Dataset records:

■ ■ ■ ■

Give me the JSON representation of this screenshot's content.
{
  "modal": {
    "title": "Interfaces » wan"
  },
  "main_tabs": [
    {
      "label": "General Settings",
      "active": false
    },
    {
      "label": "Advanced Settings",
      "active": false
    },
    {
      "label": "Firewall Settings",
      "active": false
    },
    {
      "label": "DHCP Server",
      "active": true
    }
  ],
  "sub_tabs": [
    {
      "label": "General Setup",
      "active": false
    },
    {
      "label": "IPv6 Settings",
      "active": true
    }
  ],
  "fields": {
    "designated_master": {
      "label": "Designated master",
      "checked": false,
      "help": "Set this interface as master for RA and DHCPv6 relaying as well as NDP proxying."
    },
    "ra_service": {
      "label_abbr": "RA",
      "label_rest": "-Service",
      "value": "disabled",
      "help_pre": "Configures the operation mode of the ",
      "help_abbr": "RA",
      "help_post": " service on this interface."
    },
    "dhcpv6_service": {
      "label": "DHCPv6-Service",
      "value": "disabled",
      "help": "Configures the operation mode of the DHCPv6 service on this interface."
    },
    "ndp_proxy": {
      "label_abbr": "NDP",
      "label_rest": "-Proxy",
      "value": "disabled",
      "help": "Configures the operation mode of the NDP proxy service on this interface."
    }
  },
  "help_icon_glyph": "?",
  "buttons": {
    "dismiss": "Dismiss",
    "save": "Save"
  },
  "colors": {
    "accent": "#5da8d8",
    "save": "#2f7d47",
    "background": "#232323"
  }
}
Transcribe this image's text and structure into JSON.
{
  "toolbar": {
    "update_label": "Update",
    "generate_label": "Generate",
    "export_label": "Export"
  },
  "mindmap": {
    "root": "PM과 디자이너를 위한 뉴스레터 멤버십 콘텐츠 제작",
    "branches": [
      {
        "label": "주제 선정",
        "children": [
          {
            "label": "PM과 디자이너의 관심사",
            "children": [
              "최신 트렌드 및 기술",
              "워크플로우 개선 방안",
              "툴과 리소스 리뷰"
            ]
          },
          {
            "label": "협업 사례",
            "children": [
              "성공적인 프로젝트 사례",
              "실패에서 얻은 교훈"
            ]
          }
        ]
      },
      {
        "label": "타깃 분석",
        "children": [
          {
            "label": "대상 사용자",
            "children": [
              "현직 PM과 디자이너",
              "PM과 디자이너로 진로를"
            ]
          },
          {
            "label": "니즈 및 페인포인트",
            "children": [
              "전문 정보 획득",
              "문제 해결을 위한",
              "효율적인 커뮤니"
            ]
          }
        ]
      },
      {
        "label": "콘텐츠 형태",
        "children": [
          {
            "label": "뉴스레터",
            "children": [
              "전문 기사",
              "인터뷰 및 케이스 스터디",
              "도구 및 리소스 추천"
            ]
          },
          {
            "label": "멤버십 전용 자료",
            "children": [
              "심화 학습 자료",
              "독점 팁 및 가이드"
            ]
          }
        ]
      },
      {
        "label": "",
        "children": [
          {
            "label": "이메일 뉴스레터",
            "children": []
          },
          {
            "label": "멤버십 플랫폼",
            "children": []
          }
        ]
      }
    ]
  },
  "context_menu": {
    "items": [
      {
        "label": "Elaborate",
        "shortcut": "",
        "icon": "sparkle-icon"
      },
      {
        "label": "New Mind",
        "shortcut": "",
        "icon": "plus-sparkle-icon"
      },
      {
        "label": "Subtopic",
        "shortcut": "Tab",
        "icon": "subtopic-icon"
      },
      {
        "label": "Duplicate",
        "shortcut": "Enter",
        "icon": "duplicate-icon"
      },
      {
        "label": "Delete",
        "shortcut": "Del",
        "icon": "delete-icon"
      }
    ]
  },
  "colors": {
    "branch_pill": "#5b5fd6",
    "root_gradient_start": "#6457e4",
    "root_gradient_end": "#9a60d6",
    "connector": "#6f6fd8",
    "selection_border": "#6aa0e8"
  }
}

■ ■ ■ ■

*Required task*: Take every line that includes the string "Configures" and copy it.

*Problem solution*:
      "help_pre": "Configures the operation mode of the ",
      "help": "Configures the operation mode of the DHCPv6 service on this interface."
      "help": "Configures the operation mode of the NDP proxy service on this interface."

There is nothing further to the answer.